--- INPUT DATA ---
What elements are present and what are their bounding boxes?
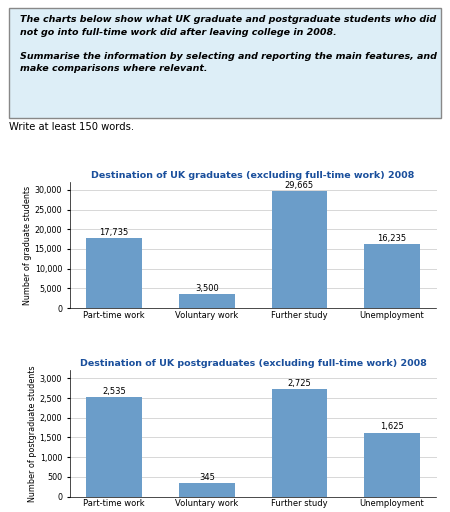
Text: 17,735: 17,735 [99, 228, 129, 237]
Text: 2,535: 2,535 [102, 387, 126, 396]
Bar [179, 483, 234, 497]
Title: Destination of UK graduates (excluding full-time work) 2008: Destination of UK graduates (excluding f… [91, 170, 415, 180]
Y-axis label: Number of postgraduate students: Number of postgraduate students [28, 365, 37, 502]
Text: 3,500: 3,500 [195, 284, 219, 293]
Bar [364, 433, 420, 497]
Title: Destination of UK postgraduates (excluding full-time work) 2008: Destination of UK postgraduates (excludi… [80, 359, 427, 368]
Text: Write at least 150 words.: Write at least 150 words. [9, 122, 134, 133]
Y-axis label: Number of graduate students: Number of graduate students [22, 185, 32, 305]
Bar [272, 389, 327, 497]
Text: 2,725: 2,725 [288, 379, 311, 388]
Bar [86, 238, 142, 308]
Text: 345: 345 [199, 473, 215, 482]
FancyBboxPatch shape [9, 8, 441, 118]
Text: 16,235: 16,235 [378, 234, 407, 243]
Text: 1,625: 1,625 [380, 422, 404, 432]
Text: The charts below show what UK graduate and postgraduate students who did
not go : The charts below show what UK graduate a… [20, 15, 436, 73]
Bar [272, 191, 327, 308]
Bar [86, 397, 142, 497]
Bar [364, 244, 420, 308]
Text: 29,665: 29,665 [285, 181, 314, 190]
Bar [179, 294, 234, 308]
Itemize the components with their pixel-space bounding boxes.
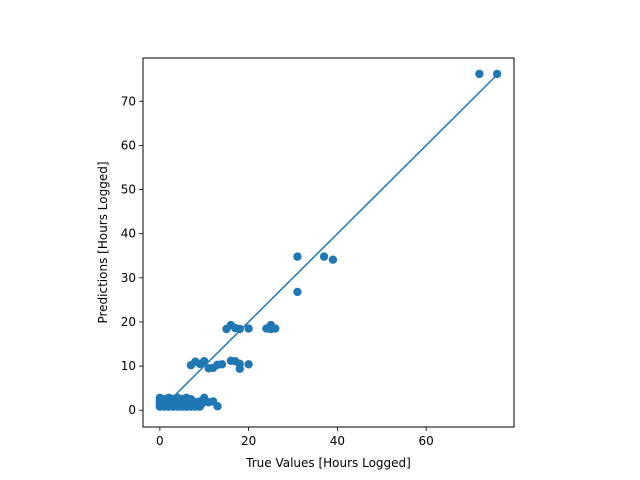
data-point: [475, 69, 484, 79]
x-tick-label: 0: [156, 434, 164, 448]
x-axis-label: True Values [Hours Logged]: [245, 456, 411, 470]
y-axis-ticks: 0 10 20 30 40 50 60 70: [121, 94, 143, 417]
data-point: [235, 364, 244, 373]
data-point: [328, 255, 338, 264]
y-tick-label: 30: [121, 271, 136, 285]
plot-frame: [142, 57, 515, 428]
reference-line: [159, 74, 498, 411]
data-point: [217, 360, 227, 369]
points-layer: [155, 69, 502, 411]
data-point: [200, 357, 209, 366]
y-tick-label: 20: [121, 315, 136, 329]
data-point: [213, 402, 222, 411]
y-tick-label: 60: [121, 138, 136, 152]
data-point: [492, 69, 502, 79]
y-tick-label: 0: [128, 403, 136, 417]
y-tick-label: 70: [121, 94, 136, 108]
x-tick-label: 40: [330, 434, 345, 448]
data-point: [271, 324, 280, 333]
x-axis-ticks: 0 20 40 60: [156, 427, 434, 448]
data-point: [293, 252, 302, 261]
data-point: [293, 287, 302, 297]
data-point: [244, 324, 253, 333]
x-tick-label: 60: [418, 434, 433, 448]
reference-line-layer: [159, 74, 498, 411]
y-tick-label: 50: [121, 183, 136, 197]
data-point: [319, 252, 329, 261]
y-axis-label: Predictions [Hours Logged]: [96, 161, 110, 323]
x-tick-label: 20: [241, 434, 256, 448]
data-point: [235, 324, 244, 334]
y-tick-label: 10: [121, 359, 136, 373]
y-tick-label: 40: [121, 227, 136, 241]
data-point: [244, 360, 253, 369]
---
--- INPUT DATA ---
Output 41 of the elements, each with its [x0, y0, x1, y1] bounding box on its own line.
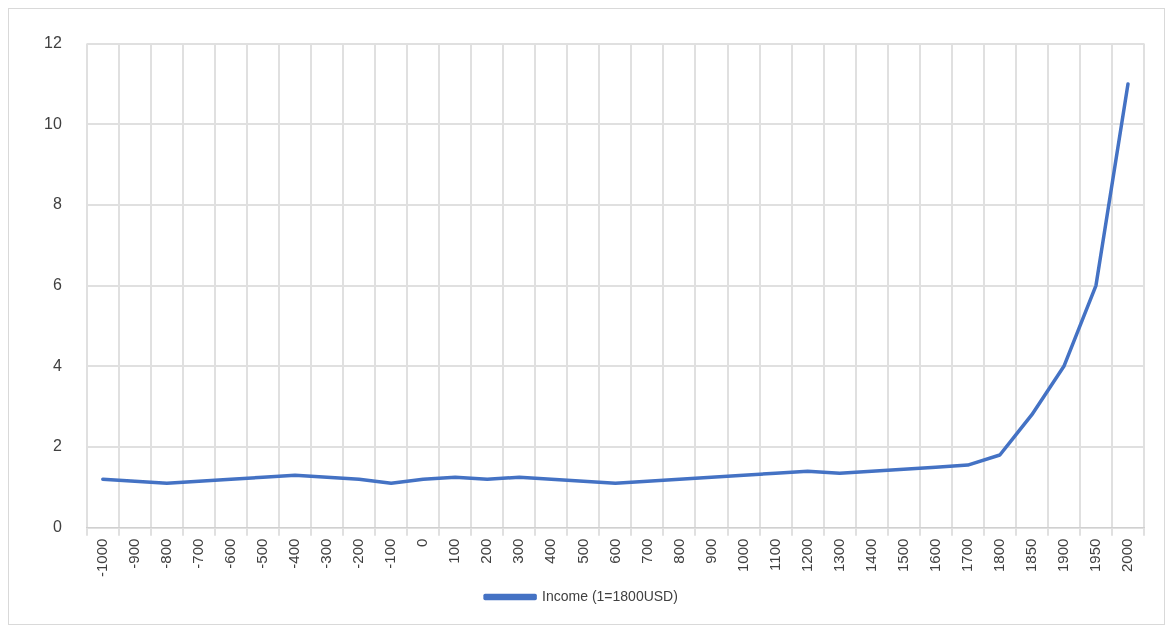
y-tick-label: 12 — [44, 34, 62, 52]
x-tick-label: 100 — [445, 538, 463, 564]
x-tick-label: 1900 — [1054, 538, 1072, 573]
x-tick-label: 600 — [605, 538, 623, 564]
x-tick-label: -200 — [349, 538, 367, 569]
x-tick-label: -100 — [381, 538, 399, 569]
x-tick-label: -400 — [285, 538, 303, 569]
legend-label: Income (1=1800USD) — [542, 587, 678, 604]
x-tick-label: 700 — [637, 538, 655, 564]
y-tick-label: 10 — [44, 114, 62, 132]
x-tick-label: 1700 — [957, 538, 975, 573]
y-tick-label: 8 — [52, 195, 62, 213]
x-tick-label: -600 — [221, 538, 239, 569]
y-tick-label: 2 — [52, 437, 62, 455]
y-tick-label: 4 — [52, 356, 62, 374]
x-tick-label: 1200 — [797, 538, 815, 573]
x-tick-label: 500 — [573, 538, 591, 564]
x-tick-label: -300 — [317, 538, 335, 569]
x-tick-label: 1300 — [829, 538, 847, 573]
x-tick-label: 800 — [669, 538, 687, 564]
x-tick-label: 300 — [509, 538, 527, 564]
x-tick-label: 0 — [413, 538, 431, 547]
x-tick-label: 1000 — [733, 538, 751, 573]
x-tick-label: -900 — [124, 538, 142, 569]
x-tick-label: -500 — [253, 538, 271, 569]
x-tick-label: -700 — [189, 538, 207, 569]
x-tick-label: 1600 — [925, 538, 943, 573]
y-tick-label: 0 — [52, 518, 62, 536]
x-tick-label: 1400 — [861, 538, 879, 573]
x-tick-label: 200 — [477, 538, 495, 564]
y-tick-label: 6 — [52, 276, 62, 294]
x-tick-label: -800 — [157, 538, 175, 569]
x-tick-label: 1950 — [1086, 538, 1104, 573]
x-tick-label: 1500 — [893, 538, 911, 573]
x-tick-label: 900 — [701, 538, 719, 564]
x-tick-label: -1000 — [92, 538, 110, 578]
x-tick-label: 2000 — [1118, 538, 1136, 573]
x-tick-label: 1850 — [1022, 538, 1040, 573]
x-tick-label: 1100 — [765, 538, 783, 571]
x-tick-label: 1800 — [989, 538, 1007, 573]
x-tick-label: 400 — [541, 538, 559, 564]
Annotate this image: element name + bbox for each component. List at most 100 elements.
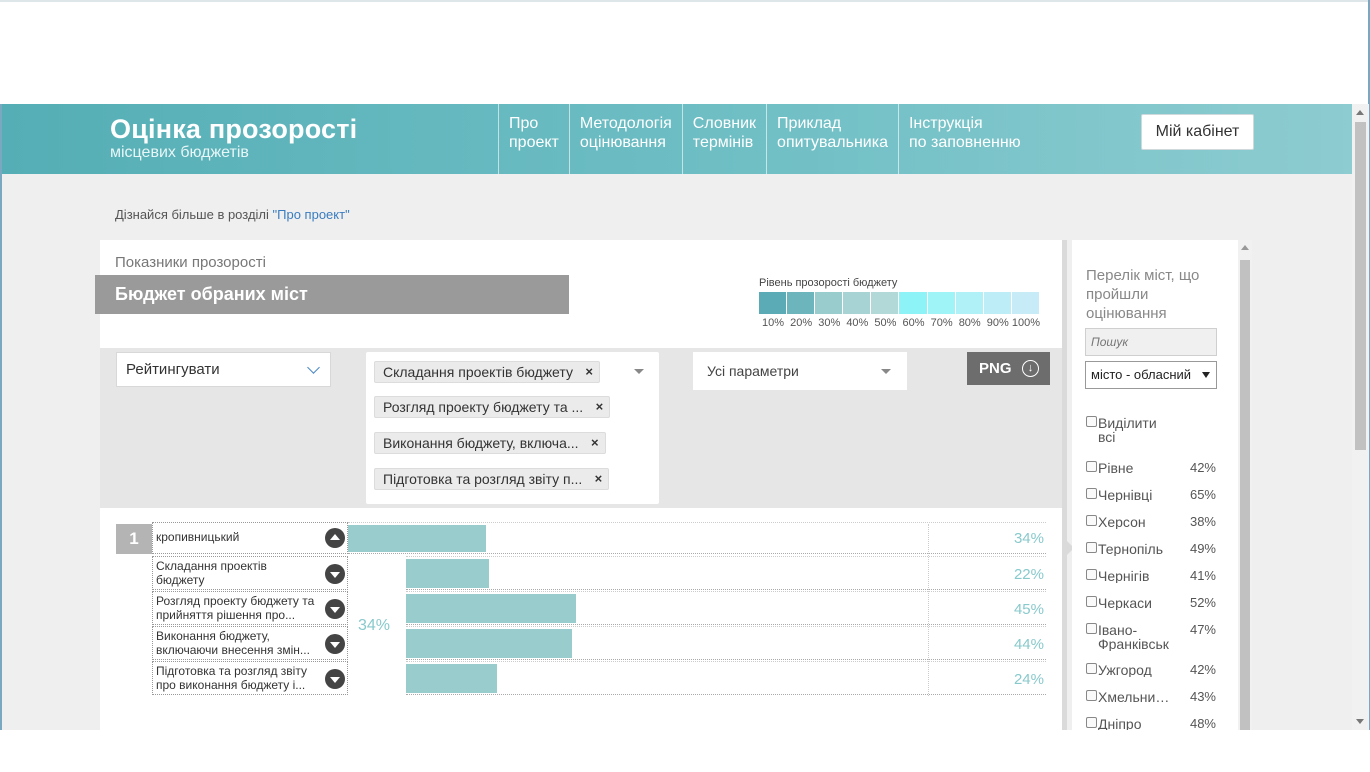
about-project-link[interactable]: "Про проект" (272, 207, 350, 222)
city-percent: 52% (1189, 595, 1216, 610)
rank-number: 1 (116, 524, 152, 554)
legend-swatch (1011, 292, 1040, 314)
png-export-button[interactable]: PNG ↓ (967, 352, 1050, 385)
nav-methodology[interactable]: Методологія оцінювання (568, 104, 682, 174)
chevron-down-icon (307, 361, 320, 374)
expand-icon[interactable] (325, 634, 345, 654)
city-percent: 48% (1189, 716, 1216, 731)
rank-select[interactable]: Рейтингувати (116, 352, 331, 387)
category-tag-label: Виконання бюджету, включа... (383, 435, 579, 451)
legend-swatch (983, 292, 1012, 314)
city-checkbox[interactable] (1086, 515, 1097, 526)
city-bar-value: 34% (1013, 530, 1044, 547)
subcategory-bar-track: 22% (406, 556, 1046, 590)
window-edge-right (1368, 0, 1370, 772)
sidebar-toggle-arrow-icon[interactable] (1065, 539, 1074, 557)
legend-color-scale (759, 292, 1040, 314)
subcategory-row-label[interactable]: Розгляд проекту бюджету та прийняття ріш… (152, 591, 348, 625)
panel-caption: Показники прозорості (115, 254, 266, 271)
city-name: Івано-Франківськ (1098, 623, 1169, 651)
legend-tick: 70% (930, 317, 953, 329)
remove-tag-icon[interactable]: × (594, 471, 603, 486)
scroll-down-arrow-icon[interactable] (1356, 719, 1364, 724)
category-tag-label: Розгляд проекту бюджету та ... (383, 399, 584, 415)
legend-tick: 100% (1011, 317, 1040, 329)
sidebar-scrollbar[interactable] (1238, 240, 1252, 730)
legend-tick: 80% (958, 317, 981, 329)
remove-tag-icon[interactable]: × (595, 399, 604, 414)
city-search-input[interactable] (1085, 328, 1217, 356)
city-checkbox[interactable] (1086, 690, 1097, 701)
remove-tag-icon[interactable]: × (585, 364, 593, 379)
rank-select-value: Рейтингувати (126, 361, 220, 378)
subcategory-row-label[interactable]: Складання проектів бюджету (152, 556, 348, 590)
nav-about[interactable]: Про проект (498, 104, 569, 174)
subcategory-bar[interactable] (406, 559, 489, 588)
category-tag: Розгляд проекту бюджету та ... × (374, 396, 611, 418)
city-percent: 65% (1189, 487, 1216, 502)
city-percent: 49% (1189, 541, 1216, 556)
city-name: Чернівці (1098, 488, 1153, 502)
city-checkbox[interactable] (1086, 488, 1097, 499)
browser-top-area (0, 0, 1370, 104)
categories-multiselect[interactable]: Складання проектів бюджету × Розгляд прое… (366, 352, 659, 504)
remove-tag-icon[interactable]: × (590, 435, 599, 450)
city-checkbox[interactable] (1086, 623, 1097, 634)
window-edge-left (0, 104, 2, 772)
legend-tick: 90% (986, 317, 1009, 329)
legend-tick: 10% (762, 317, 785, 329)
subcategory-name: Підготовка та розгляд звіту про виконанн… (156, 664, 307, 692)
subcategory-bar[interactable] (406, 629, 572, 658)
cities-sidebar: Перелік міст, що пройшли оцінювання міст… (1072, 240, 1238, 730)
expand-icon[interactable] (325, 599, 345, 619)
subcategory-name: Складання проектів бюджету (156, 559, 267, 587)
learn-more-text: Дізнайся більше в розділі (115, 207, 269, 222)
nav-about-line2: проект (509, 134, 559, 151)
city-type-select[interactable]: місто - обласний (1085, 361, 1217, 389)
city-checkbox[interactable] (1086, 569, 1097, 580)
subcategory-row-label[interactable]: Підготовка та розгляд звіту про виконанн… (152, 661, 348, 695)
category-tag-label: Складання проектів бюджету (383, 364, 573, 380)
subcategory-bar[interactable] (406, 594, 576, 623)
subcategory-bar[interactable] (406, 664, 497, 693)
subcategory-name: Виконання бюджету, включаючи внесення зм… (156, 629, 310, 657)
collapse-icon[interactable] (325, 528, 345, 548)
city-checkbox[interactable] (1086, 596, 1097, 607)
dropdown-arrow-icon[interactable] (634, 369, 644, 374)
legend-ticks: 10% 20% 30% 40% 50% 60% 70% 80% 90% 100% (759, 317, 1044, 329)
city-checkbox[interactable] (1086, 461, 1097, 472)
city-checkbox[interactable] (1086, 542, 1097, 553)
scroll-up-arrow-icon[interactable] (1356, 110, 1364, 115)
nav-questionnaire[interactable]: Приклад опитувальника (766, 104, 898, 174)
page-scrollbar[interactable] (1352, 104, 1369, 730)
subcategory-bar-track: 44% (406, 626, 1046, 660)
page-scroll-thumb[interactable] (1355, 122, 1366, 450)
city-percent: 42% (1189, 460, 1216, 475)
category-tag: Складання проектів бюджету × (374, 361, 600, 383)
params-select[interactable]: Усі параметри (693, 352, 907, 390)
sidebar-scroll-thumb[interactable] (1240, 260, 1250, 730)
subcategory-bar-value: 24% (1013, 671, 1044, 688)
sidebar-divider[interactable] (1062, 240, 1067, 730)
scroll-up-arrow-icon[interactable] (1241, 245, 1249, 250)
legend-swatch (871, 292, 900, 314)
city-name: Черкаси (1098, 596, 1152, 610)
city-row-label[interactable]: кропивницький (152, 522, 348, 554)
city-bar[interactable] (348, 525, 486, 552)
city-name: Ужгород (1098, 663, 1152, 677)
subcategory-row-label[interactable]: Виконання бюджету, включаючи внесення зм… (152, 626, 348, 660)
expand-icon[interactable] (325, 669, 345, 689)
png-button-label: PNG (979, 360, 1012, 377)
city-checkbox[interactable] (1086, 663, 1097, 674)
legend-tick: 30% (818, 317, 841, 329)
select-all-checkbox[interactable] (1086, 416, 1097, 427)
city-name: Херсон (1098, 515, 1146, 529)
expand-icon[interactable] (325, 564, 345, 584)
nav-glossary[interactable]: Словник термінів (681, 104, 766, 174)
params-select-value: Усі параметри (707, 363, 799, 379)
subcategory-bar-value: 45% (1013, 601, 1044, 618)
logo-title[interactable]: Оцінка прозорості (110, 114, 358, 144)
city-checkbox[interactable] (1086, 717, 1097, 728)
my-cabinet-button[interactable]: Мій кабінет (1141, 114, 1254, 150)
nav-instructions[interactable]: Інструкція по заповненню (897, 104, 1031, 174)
---
--- INPUT DATA ---
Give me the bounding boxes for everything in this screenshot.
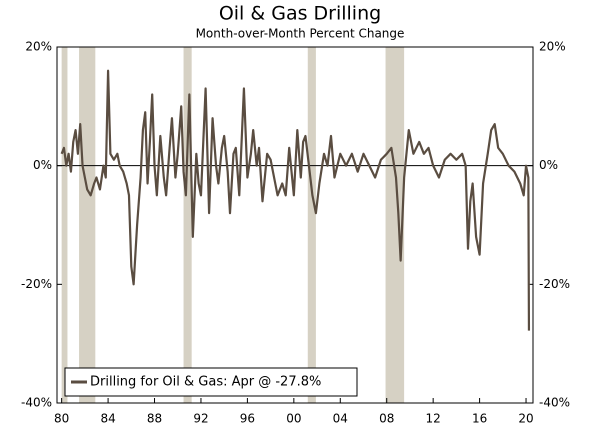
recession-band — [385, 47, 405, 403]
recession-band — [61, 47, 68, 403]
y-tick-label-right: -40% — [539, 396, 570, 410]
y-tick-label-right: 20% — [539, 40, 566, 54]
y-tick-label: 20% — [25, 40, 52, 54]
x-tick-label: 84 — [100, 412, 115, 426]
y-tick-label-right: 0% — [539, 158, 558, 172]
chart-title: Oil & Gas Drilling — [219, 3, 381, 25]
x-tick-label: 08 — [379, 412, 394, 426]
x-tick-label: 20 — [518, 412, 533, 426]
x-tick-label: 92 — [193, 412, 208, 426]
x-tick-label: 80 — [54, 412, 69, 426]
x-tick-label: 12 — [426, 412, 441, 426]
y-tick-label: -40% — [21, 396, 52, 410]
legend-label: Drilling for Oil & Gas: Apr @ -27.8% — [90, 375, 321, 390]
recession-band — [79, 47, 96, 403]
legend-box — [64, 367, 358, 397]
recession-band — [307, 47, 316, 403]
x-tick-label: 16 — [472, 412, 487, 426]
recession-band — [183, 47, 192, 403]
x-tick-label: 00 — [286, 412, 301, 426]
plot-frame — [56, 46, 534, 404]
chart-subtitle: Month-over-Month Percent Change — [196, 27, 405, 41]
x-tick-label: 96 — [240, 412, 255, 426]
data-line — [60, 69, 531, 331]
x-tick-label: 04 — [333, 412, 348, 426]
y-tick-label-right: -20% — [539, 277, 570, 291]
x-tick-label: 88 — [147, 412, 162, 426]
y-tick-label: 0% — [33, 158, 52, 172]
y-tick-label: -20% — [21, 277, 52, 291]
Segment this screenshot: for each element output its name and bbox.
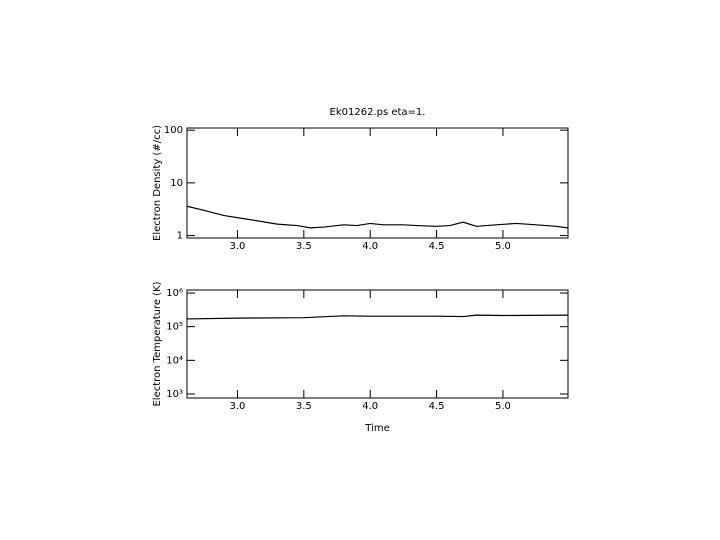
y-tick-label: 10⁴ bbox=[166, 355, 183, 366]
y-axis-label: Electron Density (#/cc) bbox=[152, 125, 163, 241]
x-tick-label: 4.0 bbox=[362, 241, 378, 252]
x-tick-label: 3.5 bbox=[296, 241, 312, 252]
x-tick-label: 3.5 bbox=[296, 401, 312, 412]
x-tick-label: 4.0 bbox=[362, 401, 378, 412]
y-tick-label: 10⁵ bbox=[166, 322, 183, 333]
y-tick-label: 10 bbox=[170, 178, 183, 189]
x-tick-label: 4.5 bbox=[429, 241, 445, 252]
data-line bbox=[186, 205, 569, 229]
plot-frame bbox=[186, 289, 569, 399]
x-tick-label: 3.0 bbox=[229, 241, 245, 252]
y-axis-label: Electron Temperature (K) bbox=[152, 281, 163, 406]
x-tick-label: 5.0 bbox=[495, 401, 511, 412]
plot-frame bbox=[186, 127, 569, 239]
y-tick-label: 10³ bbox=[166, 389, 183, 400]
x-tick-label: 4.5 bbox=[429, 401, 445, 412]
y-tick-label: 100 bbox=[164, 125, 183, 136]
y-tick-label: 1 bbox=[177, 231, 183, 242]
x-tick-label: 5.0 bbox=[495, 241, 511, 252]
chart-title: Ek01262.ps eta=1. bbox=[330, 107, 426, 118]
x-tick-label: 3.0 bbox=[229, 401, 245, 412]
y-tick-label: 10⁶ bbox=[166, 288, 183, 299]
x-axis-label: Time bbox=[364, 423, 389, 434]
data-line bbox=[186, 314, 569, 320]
---
DIRECTIONS:
Retype the entries word for word, starting with the line that contains "207, 350, 222)" and going on through the line that contains "city-percent: 48% (1189, 716, 1216, 731)".

RIGHT ANSWER:
about-project-link[interactable]: "Про проект" (272, 207, 350, 222)
city-percent: 52% (1189, 595, 1216, 610)
rank-number: 1 (116, 524, 152, 554)
legend-swatch (1011, 292, 1040, 314)
png-export-button[interactable]: PNG ↓ (967, 352, 1050, 385)
nav-methodology[interactable]: Методологія оцінювання (568, 104, 682, 174)
chevron-down-icon (307, 361, 320, 374)
expand-icon[interactable] (325, 634, 345, 654)
city-percent: 48% (1189, 716, 1216, 731)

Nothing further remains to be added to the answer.